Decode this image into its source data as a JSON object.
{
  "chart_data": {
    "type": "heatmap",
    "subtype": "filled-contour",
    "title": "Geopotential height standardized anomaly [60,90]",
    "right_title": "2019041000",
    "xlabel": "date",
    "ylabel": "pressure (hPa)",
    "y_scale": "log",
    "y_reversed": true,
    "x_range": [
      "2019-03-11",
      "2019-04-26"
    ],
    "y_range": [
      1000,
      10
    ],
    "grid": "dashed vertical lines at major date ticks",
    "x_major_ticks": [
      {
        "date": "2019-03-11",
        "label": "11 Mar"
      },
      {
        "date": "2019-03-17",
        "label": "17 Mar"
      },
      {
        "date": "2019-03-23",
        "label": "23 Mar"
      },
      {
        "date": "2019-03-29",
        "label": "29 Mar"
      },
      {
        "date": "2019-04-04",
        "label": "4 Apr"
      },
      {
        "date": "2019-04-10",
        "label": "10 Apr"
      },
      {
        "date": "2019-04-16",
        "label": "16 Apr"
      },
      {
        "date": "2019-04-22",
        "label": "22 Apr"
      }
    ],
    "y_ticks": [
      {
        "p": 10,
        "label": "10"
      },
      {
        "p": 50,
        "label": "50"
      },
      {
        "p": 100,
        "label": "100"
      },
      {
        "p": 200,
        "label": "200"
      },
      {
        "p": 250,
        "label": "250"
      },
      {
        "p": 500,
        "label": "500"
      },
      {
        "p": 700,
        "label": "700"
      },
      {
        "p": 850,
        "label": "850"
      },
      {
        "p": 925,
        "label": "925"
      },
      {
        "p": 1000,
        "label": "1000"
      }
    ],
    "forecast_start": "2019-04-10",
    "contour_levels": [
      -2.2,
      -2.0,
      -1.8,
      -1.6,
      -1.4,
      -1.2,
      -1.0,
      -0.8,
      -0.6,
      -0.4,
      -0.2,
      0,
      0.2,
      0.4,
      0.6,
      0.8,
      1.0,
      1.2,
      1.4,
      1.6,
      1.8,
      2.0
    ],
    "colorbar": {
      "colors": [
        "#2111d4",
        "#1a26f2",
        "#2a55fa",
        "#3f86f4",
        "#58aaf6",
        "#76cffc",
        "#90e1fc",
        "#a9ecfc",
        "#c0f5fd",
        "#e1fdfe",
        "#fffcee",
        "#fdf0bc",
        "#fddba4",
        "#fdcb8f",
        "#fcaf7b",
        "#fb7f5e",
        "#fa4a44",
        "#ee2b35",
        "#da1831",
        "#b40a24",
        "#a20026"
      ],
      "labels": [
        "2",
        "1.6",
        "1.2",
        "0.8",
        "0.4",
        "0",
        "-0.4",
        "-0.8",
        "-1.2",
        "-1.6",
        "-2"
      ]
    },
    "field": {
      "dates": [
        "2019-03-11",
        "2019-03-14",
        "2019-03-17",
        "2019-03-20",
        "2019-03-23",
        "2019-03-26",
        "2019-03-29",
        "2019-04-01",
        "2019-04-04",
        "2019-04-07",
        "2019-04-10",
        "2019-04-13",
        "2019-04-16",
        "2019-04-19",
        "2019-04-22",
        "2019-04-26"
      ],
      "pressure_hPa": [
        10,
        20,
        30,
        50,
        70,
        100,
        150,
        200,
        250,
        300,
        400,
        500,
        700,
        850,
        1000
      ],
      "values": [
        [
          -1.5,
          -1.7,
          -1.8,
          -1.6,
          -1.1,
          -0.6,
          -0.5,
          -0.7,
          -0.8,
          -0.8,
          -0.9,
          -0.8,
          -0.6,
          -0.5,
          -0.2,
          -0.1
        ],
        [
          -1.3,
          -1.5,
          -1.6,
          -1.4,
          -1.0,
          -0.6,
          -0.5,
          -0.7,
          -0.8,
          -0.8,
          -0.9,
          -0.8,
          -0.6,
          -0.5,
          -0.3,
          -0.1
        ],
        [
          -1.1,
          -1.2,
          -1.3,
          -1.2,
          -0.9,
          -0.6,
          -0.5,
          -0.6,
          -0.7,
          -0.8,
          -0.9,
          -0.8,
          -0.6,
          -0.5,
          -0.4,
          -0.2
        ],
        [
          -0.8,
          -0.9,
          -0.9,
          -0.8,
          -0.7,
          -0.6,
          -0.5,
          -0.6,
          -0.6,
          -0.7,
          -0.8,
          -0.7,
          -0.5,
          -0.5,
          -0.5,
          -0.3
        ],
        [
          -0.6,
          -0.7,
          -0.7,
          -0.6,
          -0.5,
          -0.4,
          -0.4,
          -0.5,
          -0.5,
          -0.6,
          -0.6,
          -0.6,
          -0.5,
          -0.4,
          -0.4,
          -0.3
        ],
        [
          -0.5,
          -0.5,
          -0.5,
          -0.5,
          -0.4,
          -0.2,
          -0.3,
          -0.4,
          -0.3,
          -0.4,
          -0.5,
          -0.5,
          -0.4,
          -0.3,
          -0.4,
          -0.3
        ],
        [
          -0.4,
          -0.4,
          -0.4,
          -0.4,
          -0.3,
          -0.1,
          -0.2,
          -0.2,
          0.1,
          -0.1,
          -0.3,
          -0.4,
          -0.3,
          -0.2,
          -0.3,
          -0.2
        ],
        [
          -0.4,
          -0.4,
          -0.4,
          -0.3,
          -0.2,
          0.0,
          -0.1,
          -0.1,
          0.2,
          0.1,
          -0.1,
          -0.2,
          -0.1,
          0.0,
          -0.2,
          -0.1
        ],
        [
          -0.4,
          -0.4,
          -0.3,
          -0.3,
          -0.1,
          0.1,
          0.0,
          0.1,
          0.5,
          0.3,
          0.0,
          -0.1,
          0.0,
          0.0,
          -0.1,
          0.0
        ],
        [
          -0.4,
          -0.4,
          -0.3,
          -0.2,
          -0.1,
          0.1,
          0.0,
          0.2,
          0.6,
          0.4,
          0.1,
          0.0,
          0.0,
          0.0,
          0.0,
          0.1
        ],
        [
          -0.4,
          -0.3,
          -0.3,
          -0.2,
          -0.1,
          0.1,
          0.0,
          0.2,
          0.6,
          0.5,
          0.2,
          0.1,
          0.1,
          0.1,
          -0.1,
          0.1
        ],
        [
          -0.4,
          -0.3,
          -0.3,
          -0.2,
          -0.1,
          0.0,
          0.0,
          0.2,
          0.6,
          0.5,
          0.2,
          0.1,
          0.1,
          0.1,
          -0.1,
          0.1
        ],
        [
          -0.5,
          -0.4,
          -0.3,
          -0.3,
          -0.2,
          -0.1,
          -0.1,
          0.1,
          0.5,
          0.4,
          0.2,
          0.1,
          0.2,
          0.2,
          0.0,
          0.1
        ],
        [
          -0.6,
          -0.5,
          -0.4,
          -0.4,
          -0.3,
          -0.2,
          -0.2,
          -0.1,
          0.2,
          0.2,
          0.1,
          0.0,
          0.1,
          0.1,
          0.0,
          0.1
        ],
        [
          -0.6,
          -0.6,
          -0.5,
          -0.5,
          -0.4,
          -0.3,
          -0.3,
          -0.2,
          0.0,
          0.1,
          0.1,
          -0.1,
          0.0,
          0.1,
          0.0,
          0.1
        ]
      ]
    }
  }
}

_WHAT IS REQUIRED:_ Write out every entry again exactly, please, with nothing missing.

_PROBLEM SOLUTION:_
Decode this image into its source data as a JSON object.
{
  "chart_data": {
    "type": "heatmap",
    "subtype": "filled-contour",
    "title": "Geopotential height standardized anomaly [60,90]",
    "right_title": "2019041000",
    "xlabel": "date",
    "ylabel": "pressure (hPa)",
    "y_scale": "log",
    "y_reversed": true,
    "x_range": [
      "2019-03-11",
      "2019-04-26"
    ],
    "y_range": [
      1000,
      10
    ],
    "grid": "dashed vertical lines at major date ticks",
    "x_major_ticks": [
      {
        "date": "2019-03-11",
        "label": "11 Mar"
      },
      {
        "date": "2019-03-17",
        "label": "17 Mar"
      },
      {
        "date": "2019-03-23",
        "label": "23 Mar"
      },
      {
        "date": "2019-03-29",
        "label": "29 Mar"
      },
      {
        "date": "2019-04-04",
        "label": "4 Apr"
      },
      {
        "date": "2019-04-10",
        "label": "10 Apr"
      },
      {
        "date": "2019-04-16",
        "label": "16 Apr"
      },
      {
        "date": "2019-04-22",
        "label": "22 Apr"
      }
    ],
    "y_ticks": [
      {
        "p": 10,
        "label": "10"
      },
      {
        "p": 50,
        "label": "50"
      },
      {
        "p": 100,
        "label": "100"
      },
      {
        "p": 200,
        "label": "200"
      },
      {
        "p": 250,
        "label": "250"
      },
      {
        "p": 500,
        "label": "500"
      },
      {
        "p": 700,
        "label": "700"
      },
      {
        "p": 850,
        "label": "850"
      },
      {
        "p": 925,
        "label": "925"
      },
      {
        "p": 1000,
        "label": "1000"
      }
    ],
    "forecast_start": "2019-04-10",
    "contour_levels": [
      -2.2,
      -2.0,
      -1.8,
      -1.6,
      -1.4,
      -1.2,
      -1.0,
      -0.8,
      -0.6,
      -0.4,
      -0.2,
      0,
      0.2,
      0.4,
      0.6,
      0.8,
      1.0,
      1.2,
      1.4,
      1.6,
      1.8,
      2.0
    ],
    "colorbar": {
      "colors": [
        "#2111d4",
        "#1a26f2",
        "#2a55fa",
        "#3f86f4",
        "#58aaf6",
        "#76cffc",
        "#90e1fc",
        "#a9ecfc",
        "#c0f5fd",
        "#e1fdfe",
        "#fffcee",
        "#fdf0bc",
        "#fddba4",
        "#fdcb8f",
        "#fcaf7b",
        "#fb7f5e",
        "#fa4a44",
        "#ee2b35",
        "#da1831",
        "#b40a24",
        "#a20026"
      ],
      "labels": [
        "2",
        "1.6",
        "1.2",
        "0.8",
        "0.4",
        "0",
        "-0.4",
        "-0.8",
        "-1.2",
        "-1.6",
        "-2"
      ]
    },
    "field": {
      "dates": [
        "2019-03-11",
        "2019-03-14",
        "2019-03-17",
        "2019-03-20",
        "2019-03-23",
        "2019-03-26",
        "2019-03-29",
        "2019-04-01",
        "2019-04-04",
        "2019-04-07",
        "2019-04-10",
        "2019-04-13",
        "2019-04-16",
        "2019-04-19",
        "2019-04-22",
        "2019-04-26"
      ],
      "pressure_hPa": [
        10,
        20,
        30,
        50,
        70,
        100,
        150,
        200,
        250,
        300,
        400,
        500,
        700,
        850,
        1000
      ],
      "values": [
        [
          -1.5,
          -1.7,
          -1.8,
          -1.6,
          -1.1,
          -0.6,
          -0.5,
          -0.7,
          -0.8,
          -0.8,
          -0.9,
          -0.8,
          -0.6,
          -0.5,
          -0.2,
          -0.1
        ],
        [
          -1.3,
          -1.5,
          -1.6,
          -1.4,
          -1.0,
          -0.6,
          -0.5,
          -0.7,
          -0.8,
          -0.8,
          -0.9,
          -0.8,
          -0.6,
          -0.5,
          -0.3,
          -0.1
        ],
        [
          -1.1,
          -1.2,
          -1.3,
          -1.2,
          -0.9,
          -0.6,
          -0.5,
          -0.6,
          -0.7,
          -0.8,
          -0.9,
          -0.8,
          -0.6,
          -0.5,
          -0.4,
          -0.2
        ],
        [
          -0.8,
          -0.9,
          -0.9,
          -0.8,
          -0.7,
          -0.6,
          -0.5,
          -0.6,
          -0.6,
          -0.7,
          -0.8,
          -0.7,
          -0.5,
          -0.5,
          -0.5,
          -0.3
        ],
        [
          -0.6,
          -0.7,
          -0.7,
          -0.6,
          -0.5,
          -0.4,
          -0.4,
          -0.5,
          -0.5,
          -0.6,
          -0.6,
          -0.6,
          -0.5,
          -0.4,
          -0.4,
          -0.3
        ],
        [
          -0.5,
          -0.5,
          -0.5,
          -0.5,
          -0.4,
          -0.2,
          -0.3,
          -0.4,
          -0.3,
          -0.4,
          -0.5,
          -0.5,
          -0.4,
          -0.3,
          -0.4,
          -0.3
        ],
        [
          -0.4,
          -0.4,
          -0.4,
          -0.4,
          -0.3,
          -0.1,
          -0.2,
          -0.2,
          0.1,
          -0.1,
          -0.3,
          -0.4,
          -0.3,
          -0.2,
          -0.3,
          -0.2
        ],
        [
          -0.4,
          -0.4,
          -0.4,
          -0.3,
          -0.2,
          0.0,
          -0.1,
          -0.1,
          0.2,
          0.1,
          -0.1,
          -0.2,
          -0.1,
          0.0,
          -0.2,
          -0.1
        ],
        [
          -0.4,
          -0.4,
          -0.3,
          -0.3,
          -0.1,
          0.1,
          0.0,
          0.1,
          0.5,
          0.3,
          0.0,
          -0.1,
          0.0,
          0.0,
          -0.1,
          0.0
        ],
        [
          -0.4,
          -0.4,
          -0.3,
          -0.2,
          -0.1,
          0.1,
          0.0,
          0.2,
          0.6,
          0.4,
          0.1,
          0.0,
          0.0,
          0.0,
          0.0,
          0.1
        ],
        [
          -0.4,
          -0.3,
          -0.3,
          -0.2,
          -0.1,
          0.1,
          0.0,
          0.2,
          0.6,
          0.5,
          0.2,
          0.1,
          0.1,
          0.1,
          -0.1,
          0.1
        ],
        [
          -0.4,
          -0.3,
          -0.3,
          -0.2,
          -0.1,
          0.0,
          0.0,
          0.2,
          0.6,
          0.5,
          0.2,
          0.1,
          0.1,
          0.1,
          -0.1,
          0.1
        ],
        [
          -0.5,
          -0.4,
          -0.3,
          -0.3,
          -0.2,
          -0.1,
          -0.1,
          0.1,
          0.5,
          0.4,
          0.2,
          0.1,
          0.2,
          0.2,
          0.0,
          0.1
        ],
        [
          -0.6,
          -0.5,
          -0.4,
          -0.4,
          -0.3,
          -0.2,
          -0.2,
          -0.1,
          0.2,
          0.2,
          0.1,
          0.0,
          0.1,
          0.1,
          0.0,
          0.1
        ],
        [
          -0.6,
          -0.6,
          -0.5,
          -0.5,
          -0.4,
          -0.3,
          -0.3,
          -0.2,
          0.0,
          0.1,
          0.1,
          -0.1,
          0.0,
          0.1,
          0.0,
          0.1
        ]
      ]
    }
  }
}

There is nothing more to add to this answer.